++++ INPUT ++++

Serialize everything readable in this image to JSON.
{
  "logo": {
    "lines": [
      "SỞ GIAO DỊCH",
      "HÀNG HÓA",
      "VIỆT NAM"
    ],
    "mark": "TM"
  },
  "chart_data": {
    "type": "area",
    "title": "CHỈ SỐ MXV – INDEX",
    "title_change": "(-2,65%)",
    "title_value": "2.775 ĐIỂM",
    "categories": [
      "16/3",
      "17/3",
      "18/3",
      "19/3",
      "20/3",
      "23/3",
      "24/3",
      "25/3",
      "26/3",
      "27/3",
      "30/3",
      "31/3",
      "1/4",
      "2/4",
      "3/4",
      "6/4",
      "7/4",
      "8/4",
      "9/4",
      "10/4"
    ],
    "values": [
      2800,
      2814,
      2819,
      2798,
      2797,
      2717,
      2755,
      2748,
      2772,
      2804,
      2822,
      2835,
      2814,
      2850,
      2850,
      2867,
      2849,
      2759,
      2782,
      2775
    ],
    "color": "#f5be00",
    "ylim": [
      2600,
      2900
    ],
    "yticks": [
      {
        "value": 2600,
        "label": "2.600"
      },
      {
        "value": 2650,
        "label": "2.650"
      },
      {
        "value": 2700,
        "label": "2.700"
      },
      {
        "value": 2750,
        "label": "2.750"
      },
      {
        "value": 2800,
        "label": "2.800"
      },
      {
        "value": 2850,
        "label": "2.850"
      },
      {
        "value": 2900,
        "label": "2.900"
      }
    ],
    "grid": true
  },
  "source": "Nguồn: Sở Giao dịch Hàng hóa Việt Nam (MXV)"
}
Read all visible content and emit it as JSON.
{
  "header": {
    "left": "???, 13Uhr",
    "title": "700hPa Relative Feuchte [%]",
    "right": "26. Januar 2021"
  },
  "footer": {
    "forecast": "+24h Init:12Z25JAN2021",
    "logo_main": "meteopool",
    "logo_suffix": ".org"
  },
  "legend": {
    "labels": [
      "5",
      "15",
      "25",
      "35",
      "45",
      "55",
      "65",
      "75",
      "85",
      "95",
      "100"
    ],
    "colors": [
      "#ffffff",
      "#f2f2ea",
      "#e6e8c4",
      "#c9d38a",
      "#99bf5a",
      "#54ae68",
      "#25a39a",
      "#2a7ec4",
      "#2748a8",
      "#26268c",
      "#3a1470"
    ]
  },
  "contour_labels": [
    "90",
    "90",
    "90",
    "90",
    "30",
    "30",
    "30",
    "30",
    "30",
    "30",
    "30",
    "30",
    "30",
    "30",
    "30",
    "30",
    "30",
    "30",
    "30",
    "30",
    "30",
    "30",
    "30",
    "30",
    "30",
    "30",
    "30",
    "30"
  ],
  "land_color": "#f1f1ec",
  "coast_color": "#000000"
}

++++

EXERCISE BRIEF: The records are above. How many lines in them contain the word "JSON"? Give the number alone.

CORRECT RESULT: 2